Find the word "Lutra" in the data. Return every line where it appears.

========================

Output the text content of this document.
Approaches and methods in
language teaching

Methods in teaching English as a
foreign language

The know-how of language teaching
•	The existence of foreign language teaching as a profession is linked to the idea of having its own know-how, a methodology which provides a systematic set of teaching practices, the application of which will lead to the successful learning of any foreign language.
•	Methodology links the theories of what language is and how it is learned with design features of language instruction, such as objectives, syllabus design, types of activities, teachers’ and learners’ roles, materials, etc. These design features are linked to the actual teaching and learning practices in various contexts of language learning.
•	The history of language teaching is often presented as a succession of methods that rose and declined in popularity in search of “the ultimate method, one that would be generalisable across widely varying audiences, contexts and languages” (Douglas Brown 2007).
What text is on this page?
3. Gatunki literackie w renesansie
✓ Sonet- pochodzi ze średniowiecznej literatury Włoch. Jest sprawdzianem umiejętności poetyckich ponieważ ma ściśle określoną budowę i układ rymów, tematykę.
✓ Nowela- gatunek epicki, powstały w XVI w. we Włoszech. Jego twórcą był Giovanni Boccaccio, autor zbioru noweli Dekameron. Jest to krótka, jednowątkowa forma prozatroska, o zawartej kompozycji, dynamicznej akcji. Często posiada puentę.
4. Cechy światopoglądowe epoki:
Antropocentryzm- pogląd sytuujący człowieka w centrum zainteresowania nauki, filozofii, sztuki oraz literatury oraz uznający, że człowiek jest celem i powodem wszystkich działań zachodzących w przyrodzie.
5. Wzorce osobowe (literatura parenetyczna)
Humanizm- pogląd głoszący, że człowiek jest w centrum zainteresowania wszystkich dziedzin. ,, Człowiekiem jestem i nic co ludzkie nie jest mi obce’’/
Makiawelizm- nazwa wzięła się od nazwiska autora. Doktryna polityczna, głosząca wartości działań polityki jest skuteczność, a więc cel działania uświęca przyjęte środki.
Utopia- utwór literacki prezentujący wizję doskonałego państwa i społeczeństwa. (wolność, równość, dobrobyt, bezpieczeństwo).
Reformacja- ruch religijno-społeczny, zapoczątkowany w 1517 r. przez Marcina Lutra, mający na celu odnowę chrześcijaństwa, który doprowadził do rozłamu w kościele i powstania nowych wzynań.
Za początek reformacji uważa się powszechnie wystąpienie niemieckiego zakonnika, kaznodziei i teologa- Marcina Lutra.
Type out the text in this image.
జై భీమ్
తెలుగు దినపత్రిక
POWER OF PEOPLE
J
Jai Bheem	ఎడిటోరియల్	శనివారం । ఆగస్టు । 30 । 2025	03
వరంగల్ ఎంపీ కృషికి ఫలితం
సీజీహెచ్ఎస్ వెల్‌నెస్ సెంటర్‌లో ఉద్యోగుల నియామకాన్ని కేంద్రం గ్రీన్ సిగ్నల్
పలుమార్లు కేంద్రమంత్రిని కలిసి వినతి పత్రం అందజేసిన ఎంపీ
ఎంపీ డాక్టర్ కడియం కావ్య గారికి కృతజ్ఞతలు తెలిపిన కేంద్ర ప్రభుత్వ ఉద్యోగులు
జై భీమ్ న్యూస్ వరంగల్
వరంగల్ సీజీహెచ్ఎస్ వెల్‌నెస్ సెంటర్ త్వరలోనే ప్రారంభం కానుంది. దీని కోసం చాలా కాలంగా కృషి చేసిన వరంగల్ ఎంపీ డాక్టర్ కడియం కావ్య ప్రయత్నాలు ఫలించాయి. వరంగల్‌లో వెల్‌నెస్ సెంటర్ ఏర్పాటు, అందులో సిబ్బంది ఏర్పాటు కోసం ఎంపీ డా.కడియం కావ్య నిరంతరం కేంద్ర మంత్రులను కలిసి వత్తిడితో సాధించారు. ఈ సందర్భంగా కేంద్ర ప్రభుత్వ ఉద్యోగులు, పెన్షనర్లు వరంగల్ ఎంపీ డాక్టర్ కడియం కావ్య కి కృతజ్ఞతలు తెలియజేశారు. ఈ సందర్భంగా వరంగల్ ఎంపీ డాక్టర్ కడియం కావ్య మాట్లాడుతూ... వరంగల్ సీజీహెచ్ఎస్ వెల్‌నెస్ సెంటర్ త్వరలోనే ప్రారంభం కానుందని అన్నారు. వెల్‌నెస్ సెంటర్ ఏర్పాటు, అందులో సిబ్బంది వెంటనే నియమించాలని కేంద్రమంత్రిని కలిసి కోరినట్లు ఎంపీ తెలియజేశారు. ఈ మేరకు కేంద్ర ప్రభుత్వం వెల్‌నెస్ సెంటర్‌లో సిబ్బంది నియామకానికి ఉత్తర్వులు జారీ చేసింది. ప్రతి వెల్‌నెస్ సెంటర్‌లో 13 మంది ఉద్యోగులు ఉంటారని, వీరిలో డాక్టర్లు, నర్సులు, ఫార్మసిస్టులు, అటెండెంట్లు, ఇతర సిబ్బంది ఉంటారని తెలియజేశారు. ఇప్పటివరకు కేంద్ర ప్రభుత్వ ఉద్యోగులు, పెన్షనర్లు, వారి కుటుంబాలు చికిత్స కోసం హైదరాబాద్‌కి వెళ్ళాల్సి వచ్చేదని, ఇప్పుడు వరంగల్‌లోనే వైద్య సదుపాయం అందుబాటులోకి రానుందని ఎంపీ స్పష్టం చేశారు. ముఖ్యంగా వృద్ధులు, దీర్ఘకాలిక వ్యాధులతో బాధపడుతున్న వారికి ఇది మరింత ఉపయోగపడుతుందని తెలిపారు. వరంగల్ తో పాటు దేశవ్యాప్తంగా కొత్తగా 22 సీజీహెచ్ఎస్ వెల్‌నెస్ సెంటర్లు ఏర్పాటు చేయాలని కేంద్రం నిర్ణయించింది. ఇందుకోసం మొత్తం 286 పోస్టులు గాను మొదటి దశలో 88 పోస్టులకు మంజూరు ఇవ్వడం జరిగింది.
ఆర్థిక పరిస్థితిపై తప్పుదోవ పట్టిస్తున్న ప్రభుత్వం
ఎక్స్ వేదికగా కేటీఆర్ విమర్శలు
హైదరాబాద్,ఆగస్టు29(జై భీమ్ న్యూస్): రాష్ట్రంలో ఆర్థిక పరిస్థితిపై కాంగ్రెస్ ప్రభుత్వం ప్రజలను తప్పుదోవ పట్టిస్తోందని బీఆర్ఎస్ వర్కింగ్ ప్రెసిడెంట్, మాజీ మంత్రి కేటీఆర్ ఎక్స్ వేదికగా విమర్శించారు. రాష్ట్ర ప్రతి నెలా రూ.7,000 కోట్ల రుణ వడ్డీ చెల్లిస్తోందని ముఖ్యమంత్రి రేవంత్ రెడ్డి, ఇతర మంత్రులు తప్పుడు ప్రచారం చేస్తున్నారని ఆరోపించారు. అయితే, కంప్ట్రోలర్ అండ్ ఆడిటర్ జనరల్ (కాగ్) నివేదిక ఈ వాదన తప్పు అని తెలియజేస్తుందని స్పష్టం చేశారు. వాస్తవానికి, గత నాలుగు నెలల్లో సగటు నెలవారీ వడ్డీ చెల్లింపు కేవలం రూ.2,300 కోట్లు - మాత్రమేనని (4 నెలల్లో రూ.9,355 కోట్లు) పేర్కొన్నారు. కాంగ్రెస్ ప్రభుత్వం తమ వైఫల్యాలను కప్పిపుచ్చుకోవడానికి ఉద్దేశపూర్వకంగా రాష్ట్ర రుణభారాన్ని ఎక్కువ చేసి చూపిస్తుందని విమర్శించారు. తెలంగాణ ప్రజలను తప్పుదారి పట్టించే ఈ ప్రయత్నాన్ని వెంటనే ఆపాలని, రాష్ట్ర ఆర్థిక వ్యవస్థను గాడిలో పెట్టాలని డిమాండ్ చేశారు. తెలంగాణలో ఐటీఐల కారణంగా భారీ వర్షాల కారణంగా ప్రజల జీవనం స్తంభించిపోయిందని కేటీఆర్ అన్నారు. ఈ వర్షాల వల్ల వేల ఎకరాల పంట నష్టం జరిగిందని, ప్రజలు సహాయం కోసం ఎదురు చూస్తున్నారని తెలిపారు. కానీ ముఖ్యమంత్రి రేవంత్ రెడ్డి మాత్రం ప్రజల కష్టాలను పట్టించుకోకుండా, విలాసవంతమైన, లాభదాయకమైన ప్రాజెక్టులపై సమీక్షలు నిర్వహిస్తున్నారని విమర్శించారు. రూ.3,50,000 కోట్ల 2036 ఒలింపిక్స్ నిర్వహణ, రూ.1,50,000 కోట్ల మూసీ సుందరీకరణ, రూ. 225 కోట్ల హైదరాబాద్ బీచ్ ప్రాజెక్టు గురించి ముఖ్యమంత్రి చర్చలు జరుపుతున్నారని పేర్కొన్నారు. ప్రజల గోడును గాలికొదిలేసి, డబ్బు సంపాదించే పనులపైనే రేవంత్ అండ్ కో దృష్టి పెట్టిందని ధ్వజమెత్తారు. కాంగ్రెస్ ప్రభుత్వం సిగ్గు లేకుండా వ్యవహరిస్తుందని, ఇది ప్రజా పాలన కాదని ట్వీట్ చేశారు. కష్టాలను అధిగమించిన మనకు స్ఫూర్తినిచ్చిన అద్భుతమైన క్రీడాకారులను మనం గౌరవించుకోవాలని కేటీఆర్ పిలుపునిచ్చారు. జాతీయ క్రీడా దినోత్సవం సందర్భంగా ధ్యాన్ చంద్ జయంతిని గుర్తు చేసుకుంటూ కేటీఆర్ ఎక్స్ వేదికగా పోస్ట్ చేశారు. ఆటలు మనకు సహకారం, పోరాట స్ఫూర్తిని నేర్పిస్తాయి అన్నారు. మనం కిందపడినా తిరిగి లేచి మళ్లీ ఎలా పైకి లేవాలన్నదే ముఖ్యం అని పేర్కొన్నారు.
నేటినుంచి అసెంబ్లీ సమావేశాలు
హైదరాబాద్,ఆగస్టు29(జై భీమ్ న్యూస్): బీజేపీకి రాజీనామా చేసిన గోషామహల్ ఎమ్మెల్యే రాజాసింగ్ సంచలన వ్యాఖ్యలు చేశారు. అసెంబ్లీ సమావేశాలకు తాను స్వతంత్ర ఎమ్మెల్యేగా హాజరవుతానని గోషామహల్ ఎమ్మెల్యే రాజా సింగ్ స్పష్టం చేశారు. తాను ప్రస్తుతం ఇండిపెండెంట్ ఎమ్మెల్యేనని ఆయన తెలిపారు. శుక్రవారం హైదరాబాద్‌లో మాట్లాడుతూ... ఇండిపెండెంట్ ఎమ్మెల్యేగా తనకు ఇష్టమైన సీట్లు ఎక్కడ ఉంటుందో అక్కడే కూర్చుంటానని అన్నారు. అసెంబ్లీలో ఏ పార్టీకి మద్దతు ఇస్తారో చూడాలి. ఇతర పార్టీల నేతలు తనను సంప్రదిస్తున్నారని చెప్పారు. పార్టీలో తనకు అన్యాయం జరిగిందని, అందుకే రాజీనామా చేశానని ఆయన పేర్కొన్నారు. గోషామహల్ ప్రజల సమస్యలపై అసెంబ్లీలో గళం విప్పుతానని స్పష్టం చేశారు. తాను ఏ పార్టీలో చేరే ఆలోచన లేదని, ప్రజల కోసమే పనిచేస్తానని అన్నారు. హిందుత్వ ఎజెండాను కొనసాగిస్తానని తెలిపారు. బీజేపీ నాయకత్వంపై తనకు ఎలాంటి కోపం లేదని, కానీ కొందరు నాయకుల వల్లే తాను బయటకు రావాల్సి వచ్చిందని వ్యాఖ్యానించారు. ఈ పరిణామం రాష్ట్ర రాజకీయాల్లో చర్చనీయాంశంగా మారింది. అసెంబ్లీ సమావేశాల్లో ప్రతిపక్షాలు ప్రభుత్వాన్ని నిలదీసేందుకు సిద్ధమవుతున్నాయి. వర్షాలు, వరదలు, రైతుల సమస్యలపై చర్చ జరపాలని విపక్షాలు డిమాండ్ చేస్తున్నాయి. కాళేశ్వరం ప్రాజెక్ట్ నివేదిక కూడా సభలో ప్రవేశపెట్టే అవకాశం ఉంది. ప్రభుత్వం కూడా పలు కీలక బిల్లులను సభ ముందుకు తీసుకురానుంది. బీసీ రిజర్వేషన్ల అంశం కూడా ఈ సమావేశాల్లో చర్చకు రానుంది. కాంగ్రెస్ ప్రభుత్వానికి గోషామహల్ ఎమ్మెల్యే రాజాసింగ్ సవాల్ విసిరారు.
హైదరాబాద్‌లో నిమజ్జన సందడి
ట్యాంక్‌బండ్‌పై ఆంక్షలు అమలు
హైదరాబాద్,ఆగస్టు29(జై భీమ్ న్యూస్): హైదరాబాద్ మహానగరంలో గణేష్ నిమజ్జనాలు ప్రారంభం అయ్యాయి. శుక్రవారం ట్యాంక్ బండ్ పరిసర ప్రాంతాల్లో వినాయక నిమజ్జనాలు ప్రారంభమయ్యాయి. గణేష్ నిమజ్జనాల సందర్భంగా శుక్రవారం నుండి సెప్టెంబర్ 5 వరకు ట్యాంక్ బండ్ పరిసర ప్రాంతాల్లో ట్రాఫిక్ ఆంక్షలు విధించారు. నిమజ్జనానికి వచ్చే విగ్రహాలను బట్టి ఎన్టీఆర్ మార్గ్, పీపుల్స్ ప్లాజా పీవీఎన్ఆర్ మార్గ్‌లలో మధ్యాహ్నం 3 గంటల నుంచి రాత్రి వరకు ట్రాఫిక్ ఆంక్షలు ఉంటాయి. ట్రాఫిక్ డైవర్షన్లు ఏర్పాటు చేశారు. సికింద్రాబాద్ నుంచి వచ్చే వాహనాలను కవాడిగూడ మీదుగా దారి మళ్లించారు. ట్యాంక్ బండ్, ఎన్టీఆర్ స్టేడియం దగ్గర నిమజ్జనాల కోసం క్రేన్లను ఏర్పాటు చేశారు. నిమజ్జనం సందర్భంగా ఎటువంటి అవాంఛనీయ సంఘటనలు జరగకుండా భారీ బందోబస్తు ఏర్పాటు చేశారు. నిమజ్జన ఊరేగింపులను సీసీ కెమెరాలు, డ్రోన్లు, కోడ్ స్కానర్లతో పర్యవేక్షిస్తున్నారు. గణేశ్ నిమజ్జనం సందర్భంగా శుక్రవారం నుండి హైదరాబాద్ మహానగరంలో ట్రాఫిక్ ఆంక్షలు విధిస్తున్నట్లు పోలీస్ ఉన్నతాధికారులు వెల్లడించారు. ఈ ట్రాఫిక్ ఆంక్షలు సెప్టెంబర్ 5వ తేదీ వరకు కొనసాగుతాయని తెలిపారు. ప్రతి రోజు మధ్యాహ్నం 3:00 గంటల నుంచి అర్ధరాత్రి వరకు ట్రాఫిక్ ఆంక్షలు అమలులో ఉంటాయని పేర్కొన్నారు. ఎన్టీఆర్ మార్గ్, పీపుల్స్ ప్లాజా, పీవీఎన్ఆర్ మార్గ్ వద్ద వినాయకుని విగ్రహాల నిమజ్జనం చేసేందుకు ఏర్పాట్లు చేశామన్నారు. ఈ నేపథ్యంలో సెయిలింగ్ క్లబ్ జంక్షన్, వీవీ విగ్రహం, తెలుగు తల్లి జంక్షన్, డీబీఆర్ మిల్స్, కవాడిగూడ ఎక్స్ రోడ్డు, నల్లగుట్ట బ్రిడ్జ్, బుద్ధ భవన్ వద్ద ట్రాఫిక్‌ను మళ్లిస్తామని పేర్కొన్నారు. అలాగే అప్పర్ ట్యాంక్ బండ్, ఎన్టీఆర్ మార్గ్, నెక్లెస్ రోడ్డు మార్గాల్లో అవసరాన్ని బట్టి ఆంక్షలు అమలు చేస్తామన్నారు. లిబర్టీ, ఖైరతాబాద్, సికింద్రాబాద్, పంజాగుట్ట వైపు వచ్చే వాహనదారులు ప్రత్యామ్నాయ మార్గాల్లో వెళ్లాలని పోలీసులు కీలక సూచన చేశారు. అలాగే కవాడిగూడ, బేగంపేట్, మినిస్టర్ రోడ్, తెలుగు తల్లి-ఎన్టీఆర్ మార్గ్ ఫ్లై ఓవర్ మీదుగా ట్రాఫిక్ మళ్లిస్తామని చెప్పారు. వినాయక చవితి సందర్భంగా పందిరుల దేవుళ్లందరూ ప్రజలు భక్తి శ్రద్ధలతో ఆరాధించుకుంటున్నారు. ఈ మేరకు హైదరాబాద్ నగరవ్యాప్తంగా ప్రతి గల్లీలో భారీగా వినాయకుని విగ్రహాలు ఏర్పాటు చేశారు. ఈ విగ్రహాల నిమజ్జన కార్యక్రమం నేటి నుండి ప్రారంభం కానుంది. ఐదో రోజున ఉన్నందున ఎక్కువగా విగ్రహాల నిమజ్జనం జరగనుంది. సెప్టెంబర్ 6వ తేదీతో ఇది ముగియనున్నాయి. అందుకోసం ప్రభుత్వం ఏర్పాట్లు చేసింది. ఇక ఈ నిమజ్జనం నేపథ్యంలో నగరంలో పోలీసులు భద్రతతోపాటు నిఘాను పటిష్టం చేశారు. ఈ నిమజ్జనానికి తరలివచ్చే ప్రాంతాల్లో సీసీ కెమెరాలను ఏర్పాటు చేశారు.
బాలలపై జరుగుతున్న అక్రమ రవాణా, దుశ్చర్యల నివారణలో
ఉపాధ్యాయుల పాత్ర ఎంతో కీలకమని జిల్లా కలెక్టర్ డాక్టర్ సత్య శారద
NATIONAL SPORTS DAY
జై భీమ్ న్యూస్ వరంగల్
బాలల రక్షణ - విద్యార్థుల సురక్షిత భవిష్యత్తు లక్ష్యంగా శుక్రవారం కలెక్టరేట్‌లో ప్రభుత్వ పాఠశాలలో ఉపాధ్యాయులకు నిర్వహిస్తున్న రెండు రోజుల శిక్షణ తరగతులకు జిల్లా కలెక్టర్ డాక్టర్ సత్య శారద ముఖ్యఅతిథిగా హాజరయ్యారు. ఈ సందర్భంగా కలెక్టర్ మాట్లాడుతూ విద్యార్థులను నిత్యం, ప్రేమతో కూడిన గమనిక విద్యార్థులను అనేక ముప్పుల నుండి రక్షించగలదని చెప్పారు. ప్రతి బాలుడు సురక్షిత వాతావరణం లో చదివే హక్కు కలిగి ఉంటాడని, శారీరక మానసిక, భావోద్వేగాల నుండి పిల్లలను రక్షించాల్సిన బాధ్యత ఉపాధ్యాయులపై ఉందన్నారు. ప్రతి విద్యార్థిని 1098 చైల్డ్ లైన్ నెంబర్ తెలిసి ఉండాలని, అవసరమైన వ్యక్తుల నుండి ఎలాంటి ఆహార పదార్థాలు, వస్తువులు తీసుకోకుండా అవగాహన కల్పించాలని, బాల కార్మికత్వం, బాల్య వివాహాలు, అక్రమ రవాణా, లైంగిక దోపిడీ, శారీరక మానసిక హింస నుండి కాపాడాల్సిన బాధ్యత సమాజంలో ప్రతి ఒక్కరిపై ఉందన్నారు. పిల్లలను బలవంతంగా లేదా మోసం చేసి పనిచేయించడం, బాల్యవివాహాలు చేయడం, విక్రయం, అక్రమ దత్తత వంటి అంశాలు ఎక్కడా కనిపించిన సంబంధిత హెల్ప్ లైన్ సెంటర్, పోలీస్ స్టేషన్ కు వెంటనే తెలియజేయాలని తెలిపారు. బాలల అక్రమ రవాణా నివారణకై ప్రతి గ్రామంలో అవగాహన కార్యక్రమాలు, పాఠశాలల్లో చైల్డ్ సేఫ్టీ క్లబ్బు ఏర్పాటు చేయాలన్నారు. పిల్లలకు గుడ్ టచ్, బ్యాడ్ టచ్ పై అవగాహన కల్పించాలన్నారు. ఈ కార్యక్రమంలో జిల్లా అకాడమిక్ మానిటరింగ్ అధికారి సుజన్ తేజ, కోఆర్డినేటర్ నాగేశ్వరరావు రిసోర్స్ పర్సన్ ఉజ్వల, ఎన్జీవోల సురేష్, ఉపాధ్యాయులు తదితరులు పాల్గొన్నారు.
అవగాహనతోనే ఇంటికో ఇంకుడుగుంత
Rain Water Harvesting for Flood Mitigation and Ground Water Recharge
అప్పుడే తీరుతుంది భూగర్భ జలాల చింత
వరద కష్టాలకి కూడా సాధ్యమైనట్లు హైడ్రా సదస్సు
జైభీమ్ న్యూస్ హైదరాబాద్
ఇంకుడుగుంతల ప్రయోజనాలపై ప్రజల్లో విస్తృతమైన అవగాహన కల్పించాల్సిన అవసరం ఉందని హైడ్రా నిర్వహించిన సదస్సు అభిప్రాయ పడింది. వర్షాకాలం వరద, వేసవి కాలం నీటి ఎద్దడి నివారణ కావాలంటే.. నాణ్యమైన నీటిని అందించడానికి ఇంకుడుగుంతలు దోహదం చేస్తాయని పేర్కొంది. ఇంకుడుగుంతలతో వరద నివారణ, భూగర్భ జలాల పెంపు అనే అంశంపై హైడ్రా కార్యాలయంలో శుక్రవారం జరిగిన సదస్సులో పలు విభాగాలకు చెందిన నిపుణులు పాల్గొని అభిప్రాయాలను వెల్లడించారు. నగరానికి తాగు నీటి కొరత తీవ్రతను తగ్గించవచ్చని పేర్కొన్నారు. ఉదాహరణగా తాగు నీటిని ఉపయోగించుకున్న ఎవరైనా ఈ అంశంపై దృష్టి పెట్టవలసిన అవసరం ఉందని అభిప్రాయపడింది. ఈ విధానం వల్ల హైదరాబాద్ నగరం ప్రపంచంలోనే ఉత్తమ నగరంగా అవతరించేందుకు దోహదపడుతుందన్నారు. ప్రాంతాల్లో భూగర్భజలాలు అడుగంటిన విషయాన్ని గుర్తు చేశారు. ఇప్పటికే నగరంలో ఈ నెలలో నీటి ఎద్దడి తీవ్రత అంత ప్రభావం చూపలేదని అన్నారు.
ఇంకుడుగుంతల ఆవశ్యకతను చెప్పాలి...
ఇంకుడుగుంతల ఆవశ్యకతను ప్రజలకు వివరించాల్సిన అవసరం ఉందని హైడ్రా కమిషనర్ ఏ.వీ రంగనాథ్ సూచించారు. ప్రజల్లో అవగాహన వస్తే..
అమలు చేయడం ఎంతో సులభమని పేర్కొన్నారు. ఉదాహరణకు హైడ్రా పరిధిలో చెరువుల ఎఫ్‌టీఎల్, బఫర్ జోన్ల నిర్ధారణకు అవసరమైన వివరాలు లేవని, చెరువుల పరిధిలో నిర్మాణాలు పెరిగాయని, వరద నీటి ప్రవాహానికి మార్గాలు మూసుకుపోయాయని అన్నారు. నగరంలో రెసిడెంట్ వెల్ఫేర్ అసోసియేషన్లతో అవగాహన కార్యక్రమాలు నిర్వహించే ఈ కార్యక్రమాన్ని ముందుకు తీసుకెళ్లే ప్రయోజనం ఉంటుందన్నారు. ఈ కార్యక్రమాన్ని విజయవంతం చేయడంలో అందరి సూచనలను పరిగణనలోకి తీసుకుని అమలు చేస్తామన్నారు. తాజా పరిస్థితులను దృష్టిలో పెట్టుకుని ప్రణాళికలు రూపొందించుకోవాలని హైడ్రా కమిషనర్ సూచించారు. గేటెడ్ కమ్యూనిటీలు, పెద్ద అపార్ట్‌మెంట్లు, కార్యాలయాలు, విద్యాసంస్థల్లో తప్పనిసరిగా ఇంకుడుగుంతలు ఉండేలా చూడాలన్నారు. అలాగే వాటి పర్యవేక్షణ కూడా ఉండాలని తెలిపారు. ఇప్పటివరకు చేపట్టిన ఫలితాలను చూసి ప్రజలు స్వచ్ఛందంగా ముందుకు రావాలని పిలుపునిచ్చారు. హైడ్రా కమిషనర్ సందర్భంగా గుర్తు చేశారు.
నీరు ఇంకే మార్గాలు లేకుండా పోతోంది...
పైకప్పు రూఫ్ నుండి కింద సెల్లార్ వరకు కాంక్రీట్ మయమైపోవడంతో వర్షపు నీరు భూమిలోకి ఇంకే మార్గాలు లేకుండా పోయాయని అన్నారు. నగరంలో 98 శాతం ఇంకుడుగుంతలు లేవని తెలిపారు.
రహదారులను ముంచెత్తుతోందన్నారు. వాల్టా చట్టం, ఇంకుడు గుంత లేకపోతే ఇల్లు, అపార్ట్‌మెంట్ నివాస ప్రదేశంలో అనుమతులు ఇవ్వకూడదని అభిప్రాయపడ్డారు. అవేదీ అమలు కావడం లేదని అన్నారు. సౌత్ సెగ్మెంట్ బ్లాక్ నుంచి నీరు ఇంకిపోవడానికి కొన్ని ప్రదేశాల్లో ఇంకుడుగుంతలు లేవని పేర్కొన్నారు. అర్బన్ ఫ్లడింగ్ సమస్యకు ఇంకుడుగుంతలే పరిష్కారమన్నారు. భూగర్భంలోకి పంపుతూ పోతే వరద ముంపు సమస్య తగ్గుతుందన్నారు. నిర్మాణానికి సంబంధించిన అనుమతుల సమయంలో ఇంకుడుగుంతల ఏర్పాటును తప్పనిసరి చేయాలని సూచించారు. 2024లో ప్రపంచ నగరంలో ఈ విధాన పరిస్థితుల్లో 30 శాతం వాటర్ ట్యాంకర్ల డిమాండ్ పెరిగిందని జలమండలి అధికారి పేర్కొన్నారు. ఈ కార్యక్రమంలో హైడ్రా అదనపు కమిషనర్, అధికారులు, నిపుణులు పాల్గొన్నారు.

========================

OUTPUT OF THE TASK:
Reformacja- ruch religijno-społeczny, zapoczątkowany w 1517 r. przez Marcina Lutra, mający na celu odnowę chrześcijaństwa, który doprowadził do rozłamu w kościele i powstania nowych wzynań.
Za początek reformacji uważa się powszechnie wystąpienie niemieckiego zakonnika, kaznodziei i teologa- Marcina Lutra.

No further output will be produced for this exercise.